◆おかあさん
(1952年 新東宝 白黒 スタンダード 98分)
この作品は当時、全国の小学生から募集した作文をまとめた「おかあさん」をもとに、女流脚本家の第一人者、水木洋子が脚本化したものである。戦災で失ったクリーニング店をようやく再開したのもつかの間、夫は過労で病床に伏し、病弱な長男は息を引き取った。娘二人と幼い甥をかかえて懸命に働く母。そんな生活ぶりを長女の目を通して描いたこの作品は、日本映画のリアリズムの伝統を踏襲したものといえよう。淡々とした生活描写のなかで、母と店を手伝う昔の使用人との噂への反応や、密かに芽生える恋心など、思春期の少女の微妙な感情が、成瀬監督の丁寧で緻密なカットの積み重ねにより描かれ、独自の世界を築き上げている。主演の大スター田中絹代がこの翌年、初めての監督作品『恋文』を演出することになった時、成瀬監督に指導を仰げと助言をしたのは、溝口と小津の両巨匠であった。「キネマ旬報」ベストテン第7位。なお、同監督の『稲妻』も同年の第2位を獲得している。

▶ [利用可能なデータ]
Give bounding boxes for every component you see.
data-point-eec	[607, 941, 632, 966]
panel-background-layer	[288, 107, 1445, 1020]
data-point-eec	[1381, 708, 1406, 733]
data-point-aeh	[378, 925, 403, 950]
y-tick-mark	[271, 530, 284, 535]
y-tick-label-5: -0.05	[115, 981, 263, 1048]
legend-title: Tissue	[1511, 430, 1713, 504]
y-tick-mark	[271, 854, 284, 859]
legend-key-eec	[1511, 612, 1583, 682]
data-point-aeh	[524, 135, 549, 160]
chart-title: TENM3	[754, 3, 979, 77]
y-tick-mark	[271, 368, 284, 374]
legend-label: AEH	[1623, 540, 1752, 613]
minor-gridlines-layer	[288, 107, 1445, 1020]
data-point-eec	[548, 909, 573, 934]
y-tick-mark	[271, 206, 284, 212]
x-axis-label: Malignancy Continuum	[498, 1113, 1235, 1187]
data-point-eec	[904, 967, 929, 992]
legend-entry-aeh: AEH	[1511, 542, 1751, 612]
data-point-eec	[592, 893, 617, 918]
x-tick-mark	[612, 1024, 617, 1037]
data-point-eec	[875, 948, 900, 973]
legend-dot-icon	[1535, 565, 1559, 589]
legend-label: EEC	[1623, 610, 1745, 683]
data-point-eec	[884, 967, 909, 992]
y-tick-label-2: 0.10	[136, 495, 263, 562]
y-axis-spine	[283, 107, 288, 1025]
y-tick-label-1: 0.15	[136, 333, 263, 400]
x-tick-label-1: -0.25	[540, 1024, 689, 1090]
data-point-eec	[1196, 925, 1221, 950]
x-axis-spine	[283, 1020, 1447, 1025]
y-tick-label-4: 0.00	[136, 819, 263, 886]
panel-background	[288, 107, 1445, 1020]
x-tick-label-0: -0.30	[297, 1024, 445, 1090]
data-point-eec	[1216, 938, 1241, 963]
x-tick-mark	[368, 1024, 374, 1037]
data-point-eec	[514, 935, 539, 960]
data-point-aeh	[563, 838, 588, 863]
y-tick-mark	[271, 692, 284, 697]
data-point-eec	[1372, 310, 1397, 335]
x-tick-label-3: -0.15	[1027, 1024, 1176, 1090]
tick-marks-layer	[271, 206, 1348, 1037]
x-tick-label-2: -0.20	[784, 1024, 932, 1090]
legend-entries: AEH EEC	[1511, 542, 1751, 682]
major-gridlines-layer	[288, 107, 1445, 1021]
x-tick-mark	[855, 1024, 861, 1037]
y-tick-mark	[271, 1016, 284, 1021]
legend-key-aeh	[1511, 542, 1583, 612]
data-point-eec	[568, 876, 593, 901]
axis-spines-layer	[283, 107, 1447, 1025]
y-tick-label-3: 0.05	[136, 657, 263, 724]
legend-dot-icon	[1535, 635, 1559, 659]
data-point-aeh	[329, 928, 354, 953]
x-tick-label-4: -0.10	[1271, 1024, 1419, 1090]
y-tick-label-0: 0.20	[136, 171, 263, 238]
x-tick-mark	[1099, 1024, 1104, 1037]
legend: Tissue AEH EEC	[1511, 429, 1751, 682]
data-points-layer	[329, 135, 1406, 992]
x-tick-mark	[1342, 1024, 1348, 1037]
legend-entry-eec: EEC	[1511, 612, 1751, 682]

▶ [課題 1] 掲載文を、「この作品は当時、全国の小学生」を含む語句から書き始め、「同年の第2位を獲得している。」まで一字一句違えずに書き写してもらえますか？
▶ [課題 2] エントリーの最初の行から「612, 1583, 682]」を含む行までを、両端の行も含め、空行を除いて、「番号」と「内容」の2列のMarkdownの表の形で示してもらえますか？
掲載文とエントリーは互いに無関係です。

▶ [正解 1]
この作品は当時、全国の小学生から募集した作文をまとめた「おかあさん」をもとに、女流脚本家の第一人者、水木洋子が脚本化したものである。戦災で失ったクリーニング店をようやく再開したのもつかの間、夫は過労で病床に伏し、病弱な長男は息を引き取った。娘二人と幼い甥をかかえて懸命に働く母。そんな生活ぶりを長女の目を通して描いたこの作品は、日本映画のリアリズムの伝統を踏襲したものといえよう。淡々とした生活描写のなかで、母と店を手伝う昔の使用人との噂への反応や、密かに芽生える恋心など、思春期の少女の微妙な感情が、成瀬監督の丁寧で緻密なカットの積み重ねにより描かれ、独自の世界を築き上げている。主演の大スター田中絹代がこの翌年、初めての監督作品『恋文』を演出することになった時、成瀬監督に指導を仰げと助言をしたのは、溝口と小津の両巨匠であった。「キネマ旬報」ベストテン第7位。なお、同監督の『稲妻』も同年の第2位を獲得している。

▶ [正解 2]
| 番号 | 内容 |
|---|---|
| 1 | Give bounding boxes for every component you see. |
| 2 | data-point-eec	[607, 941, 632, 966] |
| 3 | panel-background-layer	[288, 107, 1445, 1020] |
| 4 | data-point-eec	[1381, 708, 1406, 733] |
| 5 | data-point-aeh	[378, 925, 403, 950] |
| 6 | y-tick-mark	[271, 530, 284, 535] |
| 7 | y-tick-label-5: -0.05	[115, 981, 263, 1048] |
| 8 | legend-title: Tissue	[1511, 430, 1713, 504] |
| 9 | y-tick-mark	[271, 854, 284, 859] |
| 10 | legend-key-eec	[1511, 612, 1583, 682] |